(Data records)
#####

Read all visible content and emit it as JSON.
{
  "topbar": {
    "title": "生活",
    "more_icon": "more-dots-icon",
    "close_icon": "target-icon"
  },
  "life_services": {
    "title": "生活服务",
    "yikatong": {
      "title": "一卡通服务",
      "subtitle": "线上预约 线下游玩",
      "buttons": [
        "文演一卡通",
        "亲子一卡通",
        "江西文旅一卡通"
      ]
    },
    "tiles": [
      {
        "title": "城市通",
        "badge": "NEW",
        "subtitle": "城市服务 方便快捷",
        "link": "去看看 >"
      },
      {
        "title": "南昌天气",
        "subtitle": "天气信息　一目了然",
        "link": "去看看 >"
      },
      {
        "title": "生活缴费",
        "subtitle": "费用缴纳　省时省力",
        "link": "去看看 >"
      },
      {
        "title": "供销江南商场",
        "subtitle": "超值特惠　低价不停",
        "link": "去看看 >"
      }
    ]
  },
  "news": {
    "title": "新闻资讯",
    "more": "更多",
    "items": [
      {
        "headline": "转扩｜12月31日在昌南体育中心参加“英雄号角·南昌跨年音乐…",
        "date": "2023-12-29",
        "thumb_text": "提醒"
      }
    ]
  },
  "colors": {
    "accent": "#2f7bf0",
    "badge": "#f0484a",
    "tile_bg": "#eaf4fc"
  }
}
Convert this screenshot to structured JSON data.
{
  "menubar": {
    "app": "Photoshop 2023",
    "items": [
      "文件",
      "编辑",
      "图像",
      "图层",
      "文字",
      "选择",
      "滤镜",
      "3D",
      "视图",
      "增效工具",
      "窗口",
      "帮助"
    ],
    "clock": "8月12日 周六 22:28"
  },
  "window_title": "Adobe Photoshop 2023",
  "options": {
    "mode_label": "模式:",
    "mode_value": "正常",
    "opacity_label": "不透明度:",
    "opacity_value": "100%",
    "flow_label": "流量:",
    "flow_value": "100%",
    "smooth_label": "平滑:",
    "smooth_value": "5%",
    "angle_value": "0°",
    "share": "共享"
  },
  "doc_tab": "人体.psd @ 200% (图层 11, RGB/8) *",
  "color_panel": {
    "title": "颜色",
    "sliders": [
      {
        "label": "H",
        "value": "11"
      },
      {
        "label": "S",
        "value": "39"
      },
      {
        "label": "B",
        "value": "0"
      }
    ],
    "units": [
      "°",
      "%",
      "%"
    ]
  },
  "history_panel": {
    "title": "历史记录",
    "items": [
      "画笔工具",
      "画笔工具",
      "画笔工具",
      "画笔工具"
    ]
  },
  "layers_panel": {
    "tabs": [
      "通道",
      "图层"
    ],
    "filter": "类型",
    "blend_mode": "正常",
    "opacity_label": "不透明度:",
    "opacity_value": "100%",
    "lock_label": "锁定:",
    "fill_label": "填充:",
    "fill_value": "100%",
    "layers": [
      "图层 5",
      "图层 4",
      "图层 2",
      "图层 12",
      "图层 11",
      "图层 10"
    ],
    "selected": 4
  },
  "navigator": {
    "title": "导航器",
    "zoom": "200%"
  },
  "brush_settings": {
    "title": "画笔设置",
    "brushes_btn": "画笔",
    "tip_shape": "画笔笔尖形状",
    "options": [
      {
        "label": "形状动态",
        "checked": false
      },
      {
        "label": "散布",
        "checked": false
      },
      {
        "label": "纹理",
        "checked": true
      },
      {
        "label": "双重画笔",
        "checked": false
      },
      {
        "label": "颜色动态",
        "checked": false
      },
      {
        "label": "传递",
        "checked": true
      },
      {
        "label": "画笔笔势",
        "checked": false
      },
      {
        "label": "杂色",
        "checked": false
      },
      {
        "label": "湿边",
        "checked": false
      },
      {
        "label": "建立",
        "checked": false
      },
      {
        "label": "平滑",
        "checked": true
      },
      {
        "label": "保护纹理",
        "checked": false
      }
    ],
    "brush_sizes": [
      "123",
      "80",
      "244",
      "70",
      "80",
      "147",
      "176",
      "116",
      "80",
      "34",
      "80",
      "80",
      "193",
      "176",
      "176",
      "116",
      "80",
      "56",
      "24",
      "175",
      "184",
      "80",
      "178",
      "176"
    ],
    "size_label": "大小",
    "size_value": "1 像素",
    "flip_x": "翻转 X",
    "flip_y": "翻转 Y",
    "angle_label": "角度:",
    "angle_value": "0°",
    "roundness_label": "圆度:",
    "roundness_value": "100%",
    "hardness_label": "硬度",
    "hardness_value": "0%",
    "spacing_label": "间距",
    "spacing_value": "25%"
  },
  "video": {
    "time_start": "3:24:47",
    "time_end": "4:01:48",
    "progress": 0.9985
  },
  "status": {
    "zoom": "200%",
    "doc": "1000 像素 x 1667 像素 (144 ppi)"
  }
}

#####

### WHAT NEEDS TO BE DONE:
Each line that holds the word "JSON" should be extracted from the records.

### REPLY:
Read all visible content and emit it as JSON.
Convert this screenshot to structured JSON data.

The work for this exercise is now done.